● What you are asked to do: In the material below, identify each line bearing the word "date". Reproduce those lines.

● Records provided:
## BEGIN
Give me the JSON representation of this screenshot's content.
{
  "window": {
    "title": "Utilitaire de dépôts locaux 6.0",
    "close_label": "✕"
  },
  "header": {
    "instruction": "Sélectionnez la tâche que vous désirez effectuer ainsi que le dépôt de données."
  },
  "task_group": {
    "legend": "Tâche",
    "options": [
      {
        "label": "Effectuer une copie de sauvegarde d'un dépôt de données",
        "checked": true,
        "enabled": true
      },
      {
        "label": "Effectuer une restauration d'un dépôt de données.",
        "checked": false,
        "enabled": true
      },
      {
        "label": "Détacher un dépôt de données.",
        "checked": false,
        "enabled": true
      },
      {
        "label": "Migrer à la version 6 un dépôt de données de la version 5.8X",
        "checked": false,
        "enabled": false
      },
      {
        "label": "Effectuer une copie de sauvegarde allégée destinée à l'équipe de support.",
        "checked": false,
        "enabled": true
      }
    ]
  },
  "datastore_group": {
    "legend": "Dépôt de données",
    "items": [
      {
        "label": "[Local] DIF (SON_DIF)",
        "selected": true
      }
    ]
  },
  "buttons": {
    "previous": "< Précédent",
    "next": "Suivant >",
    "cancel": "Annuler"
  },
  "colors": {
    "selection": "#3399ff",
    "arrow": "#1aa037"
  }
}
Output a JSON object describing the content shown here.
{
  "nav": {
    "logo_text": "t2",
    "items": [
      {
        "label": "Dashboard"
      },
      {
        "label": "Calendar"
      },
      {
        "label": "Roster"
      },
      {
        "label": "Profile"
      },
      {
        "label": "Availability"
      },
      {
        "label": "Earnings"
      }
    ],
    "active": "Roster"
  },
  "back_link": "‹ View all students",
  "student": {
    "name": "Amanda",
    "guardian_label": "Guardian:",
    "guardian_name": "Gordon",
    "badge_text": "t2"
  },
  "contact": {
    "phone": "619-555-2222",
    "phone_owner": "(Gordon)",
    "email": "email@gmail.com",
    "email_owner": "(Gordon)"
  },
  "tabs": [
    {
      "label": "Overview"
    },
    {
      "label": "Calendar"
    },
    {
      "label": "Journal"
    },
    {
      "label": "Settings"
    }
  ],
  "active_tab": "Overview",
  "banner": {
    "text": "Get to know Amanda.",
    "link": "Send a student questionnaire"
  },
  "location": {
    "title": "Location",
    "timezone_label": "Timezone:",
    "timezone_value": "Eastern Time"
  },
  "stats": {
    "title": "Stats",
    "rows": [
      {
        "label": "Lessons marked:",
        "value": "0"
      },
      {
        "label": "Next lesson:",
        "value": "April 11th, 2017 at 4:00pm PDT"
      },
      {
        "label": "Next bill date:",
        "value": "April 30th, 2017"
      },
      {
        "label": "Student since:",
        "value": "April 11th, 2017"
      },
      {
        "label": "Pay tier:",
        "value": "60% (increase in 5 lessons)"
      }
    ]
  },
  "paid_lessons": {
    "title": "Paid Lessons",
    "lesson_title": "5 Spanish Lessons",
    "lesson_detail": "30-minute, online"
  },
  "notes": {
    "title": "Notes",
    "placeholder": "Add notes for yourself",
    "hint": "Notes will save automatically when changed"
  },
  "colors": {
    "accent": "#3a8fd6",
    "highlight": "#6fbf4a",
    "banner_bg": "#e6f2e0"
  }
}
## END
## BEGIN
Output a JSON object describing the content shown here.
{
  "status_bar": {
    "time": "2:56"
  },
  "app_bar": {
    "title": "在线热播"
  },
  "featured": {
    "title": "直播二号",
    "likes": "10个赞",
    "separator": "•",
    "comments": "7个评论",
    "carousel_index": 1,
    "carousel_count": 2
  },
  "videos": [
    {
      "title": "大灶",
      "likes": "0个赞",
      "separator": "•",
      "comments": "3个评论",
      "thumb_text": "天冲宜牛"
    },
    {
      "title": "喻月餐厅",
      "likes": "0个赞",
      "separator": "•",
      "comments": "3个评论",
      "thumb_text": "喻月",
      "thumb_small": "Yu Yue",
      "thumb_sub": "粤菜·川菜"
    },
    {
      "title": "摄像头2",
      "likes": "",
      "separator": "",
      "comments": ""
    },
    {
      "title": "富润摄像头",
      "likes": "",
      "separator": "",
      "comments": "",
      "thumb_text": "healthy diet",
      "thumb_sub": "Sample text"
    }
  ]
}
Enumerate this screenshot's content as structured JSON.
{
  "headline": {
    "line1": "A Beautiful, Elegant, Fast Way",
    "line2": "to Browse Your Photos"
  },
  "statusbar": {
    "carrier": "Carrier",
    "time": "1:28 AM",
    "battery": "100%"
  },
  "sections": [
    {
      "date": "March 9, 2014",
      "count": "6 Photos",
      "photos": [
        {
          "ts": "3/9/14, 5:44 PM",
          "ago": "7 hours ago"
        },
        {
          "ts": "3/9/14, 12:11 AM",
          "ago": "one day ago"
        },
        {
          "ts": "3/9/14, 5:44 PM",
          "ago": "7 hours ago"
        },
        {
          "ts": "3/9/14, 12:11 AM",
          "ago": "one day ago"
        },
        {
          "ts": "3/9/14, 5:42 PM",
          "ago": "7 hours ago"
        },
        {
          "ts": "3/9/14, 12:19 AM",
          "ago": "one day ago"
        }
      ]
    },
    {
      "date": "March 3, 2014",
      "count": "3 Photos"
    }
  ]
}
## END
● Exercise solution:
        "label": "Next bill date:",
      "date": "March 9, 2014",
      "date": "March 3, 2014",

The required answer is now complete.